Below is some material; transcribe all of it exactly.
— START THE INPUT —
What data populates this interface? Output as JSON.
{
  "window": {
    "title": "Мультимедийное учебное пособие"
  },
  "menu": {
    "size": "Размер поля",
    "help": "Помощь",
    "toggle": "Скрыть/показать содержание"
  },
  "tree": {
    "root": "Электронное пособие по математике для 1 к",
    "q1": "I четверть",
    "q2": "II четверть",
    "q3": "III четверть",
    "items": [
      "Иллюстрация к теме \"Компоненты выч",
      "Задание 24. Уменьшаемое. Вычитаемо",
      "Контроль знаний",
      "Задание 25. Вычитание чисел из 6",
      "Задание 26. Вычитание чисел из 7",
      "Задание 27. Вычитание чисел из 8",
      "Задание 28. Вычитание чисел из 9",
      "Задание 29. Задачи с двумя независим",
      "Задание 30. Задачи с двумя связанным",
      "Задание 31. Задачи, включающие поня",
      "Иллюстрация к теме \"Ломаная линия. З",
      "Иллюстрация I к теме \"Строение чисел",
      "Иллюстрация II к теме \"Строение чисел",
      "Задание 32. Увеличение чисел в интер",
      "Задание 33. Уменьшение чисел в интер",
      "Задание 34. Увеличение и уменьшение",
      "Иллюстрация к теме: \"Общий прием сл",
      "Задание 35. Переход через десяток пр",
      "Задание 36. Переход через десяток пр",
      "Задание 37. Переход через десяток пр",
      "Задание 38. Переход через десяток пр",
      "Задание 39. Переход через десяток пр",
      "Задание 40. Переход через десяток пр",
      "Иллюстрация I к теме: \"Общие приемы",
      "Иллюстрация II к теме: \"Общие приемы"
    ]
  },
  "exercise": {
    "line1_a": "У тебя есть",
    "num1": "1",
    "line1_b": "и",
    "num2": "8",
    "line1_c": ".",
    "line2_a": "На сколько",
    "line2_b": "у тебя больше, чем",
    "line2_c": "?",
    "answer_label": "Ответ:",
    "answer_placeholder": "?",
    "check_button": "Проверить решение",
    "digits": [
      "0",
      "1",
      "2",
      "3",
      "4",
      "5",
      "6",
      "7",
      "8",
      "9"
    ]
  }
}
— END THE INPUT —
ANSWER:
What data populates this interface? Output as JSON.
{
  "window": {
    "title": "Мультимедийное учебное пособие"
  },
  "menu": {
    "size": "Размер поля",
    "help": "Помощь",
    "toggle": "Скрыть/показать содержание"
  },
  "tree": {
    "root": "Электронное пособие по математике для 1 к",
    "q1": "I четверть",
    "q2": "II четверть",
    "q3": "III четверть",
    "items": [
      "Иллюстрация к теме \"Компоненты выч",
      "Задание 24. Уменьшаемое. Вычитаемо",
      "Контроль знаний",
      "Задание 25. Вычитание чисел из 6",
      "Задание 26. Вычитание чисел из 7",
      "Задание 27. Вычитание чисел из 8",
      "Задание 28. Вычитание чисел из 9",
      "Задание 29. Задачи с двумя независим",
      "Задание 30. Задачи с двумя связанным",
      "Задание 31. Задачи, включающие поня",
      "Иллюстрация к теме \"Ломаная линия. З",
      "Иллюстрация I к теме \"Строение чисел",
      "Иллюстрация II к теме \"Строение чисел",
      "Задание 32. Увеличение чисел в интер",
      "Задание 33. Уменьшение чисел в интер",
      "Задание 34. Увеличение и уменьшение",
      "Иллюстрация к теме: \"Общий прием сл",
      "Задание 35. Переход через десяток пр",
      "Задание 36. Переход через десяток пр",
      "Задание 37. Переход через десяток пр",
      "Задание 38. Переход через десяток пр",
      "Задание 39. Переход через десяток пр",
      "Задание 40. Переход через десяток пр",
      "Иллюстрация I к теме: \"Общие приемы",
      "Иллюстрация II к теме: \"Общие приемы"
    ]
  },
  "exercise": {
    "line1_a": "У тебя есть",
    "num1": "1",
    "line1_b": "и",
    "num2": "8",
    "line1_c": ".",
    "line2_a": "На сколько",
    "line2_b": "у тебя больше, чем",
    "line2_c": "?",
    "answer_label": "Ответ:",
    "answer_placeholder": "?",
    "check_button": "Проверить решение",
    "digits": [
      "0",
      "1",
      "2",
      "3",
      "4",
      "5",
      "6",
      "7",
      "8",
      "9"
    ]
  }
}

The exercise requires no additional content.